Repeat every line of the material, character for character.

* **A run of records**:

■ ■ ■

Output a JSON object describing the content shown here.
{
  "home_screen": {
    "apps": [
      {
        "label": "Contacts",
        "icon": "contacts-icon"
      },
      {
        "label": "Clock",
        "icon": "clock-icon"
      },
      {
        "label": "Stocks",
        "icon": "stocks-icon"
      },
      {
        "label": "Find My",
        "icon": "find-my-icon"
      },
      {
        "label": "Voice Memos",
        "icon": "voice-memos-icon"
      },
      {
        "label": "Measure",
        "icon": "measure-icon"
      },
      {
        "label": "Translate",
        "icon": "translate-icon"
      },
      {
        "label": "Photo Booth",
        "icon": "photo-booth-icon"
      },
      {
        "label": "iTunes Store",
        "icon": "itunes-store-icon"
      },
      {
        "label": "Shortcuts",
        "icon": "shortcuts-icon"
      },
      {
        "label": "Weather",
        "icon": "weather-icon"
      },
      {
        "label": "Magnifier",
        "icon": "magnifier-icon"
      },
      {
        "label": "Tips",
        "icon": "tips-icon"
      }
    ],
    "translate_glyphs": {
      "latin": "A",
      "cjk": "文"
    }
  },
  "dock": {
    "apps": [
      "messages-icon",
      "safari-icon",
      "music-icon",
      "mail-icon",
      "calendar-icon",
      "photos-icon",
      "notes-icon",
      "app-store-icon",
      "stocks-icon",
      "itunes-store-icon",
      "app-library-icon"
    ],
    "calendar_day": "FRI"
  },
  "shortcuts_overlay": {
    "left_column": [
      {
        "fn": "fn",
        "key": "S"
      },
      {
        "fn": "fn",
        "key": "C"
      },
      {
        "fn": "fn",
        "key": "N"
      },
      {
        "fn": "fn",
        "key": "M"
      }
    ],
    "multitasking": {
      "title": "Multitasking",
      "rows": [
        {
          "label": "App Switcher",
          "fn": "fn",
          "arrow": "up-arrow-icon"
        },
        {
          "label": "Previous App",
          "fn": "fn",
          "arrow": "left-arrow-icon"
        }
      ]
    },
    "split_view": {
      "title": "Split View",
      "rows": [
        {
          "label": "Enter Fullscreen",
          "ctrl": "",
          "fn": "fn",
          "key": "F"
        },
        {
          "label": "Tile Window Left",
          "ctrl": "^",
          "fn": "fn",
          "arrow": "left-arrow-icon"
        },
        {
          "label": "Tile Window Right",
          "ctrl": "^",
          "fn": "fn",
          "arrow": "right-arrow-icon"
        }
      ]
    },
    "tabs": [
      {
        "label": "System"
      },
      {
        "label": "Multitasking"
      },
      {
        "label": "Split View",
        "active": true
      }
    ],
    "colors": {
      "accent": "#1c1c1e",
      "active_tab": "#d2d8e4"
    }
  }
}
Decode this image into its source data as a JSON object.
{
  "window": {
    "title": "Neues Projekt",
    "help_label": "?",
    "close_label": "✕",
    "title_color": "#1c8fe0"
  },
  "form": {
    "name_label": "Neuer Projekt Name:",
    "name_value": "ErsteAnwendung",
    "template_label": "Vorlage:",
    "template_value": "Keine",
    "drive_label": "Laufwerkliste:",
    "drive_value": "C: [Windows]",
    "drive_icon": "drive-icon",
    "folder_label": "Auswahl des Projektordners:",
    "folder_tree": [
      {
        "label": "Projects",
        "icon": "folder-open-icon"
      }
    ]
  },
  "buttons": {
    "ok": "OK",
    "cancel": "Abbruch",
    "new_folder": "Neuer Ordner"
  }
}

■ ■ ■

* **Complete answer**:
Output a JSON object describing the content shown here.
{
  "home_screen": {
    "apps": [
      {
        "label": "Contacts",
        "icon": "contacts-icon"
      },
      {
        "label": "Clock",
        "icon": "clock-icon"
      },
      {
        "label": "Stocks",
        "icon": "stocks-icon"
      },
      {
        "label": "Find My",
        "icon": "find-my-icon"
      },
      {
        "label": "Voice Memos",
        "icon": "voice-memos-icon"
      },
      {
        "label": "Measure",
        "icon": "measure-icon"
      },
      {
        "label": "Translate",
        "icon": "translate-icon"
      },
      {
        "label": "Photo Booth",
        "icon": "photo-booth-icon"
      },
      {
        "label": "iTunes Store",
        "icon": "itunes-store-icon"
      },
      {
        "label": "Shortcuts",
        "icon": "shortcuts-icon"
      },
      {
        "label": "Weather",
        "icon": "weather-icon"
      },
      {
        "label": "Magnifier",
        "icon": "magnifier-icon"
      },
      {
        "label": "Tips",
        "icon": "tips-icon"
      }
    ],
    "translate_glyphs": {
      "latin": "A",
      "cjk": "文"
    }
  },
  "dock": {
    "apps": [
      "messages-icon",
      "safari-icon",
      "music-icon",
      "mail-icon",
      "calendar-icon",
      "photos-icon",
      "notes-icon",
      "app-store-icon",
      "stocks-icon",
      "itunes-store-icon",
      "app-library-icon"
    ],
    "calendar_day": "FRI"
  },
  "shortcuts_overlay": {
    "left_column": [
      {
        "fn": "fn",
        "key": "S"
      },
      {
        "fn": "fn",
        "key": "C"
      },
      {
        "fn": "fn",
        "key": "N"
      },
      {
        "fn": "fn",
        "key": "M"
      }
    ],
    "multitasking": {
      "title": "Multitasking",
      "rows": [
        {
          "label": "App Switcher",
          "fn": "fn",
          "arrow": "up-arrow-icon"
        },
        {
          "label": "Previous App",
          "fn": "fn",
          "arrow": "left-arrow-icon"
        }
      ]
    },
    "split_view": {
      "title": "Split View",
      "rows": [
        {
          "label": "Enter Fullscreen",
          "ctrl": "",
          "fn": "fn",
          "key": "F"
        },
        {
          "label": "Tile Window Left",
          "ctrl": "^",
          "fn": "fn",
          "arrow": "left-arrow-icon"
        },
        {
          "label": "Tile Window Right",
          "ctrl": "^",
          "fn": "fn",
          "arrow": "right-arrow-icon"
        }
      ]
    },
    "tabs": [
      {
        "label": "System"
      },
      {
        "label": "Multitasking"
      },
      {
        "label": "Split View",
        "active": true
      }
    ],
    "colors": {
      "accent": "#1c1c1e",
      "active_tab": "#d2d8e4"
    }
  }
}
Decode this image into its source data as a JSON object.
{
  "window": {
    "title": "Neues Projekt",
    "help_label": "?",
    "close_label": "✕",
    "title_color": "#1c8fe0"
  },
  "form": {
    "name_label": "Neuer Projekt Name:",
    "name_value": "ErsteAnwendung",
    "template_label": "Vorlage:",
    "template_value": "Keine",
    "drive_label": "Laufwerkliste:",
    "drive_value": "C: [Windows]",
    "drive_icon": "drive-icon",
    "folder_label": "Auswahl des Projektordners:",
    "folder_tree": [
      {
        "label": "Projects",
        "icon": "folder-open-icon"
      }
    ]
  },
  "buttons": {
    "ok": "OK",
    "cancel": "Abbruch",
    "new_folder": "Neuer Ordner"
  }
}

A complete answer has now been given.